• _What to work on_: All lines in the data bearing the string "name" should be identified and copied.

(Lines of data)
○ ○ ○ ○

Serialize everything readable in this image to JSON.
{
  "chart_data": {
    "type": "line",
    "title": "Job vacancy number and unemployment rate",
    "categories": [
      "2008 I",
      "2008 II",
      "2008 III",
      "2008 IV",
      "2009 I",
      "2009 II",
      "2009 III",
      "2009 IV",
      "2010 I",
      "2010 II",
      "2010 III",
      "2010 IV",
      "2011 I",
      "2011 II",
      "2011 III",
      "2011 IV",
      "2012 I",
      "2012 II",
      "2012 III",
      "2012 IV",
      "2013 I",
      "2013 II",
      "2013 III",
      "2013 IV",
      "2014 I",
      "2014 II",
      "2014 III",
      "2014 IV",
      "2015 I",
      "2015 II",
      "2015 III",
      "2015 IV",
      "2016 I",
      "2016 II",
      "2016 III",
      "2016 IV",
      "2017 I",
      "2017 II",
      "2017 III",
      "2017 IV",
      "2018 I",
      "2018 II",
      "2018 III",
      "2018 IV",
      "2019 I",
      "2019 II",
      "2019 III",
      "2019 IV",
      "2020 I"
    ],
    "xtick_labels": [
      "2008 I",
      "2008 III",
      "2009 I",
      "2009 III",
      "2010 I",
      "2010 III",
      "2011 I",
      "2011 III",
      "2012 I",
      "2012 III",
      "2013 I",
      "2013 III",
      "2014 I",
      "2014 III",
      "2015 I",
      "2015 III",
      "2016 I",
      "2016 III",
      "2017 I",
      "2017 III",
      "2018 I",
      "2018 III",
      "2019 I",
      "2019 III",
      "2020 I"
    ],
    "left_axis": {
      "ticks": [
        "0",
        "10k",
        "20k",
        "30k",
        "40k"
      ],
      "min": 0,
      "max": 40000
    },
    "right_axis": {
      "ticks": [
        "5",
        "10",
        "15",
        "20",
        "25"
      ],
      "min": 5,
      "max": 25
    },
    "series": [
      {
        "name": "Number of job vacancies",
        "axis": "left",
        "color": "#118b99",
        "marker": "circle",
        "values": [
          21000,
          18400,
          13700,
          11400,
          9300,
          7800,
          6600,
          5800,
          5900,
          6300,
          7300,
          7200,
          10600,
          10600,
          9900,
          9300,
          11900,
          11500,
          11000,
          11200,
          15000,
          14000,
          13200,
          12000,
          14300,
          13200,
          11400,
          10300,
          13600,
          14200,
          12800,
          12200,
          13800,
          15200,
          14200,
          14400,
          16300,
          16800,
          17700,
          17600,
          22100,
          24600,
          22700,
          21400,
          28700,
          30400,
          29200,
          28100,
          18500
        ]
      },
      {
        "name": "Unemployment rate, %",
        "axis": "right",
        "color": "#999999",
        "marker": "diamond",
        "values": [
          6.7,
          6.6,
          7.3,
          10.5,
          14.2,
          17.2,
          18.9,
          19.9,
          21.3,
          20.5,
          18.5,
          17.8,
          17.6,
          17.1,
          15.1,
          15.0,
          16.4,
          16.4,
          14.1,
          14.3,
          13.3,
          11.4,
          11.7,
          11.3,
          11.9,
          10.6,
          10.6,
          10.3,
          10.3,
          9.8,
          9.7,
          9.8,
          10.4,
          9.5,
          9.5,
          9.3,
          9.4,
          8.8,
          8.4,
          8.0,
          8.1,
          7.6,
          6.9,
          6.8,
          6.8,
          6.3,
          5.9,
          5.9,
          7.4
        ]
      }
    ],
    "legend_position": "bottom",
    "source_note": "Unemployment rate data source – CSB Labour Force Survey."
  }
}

○ ○ ○ ○

• _Final result_:
        "name": "Number of job vacancies",
        "name": "Unemployment rate, %",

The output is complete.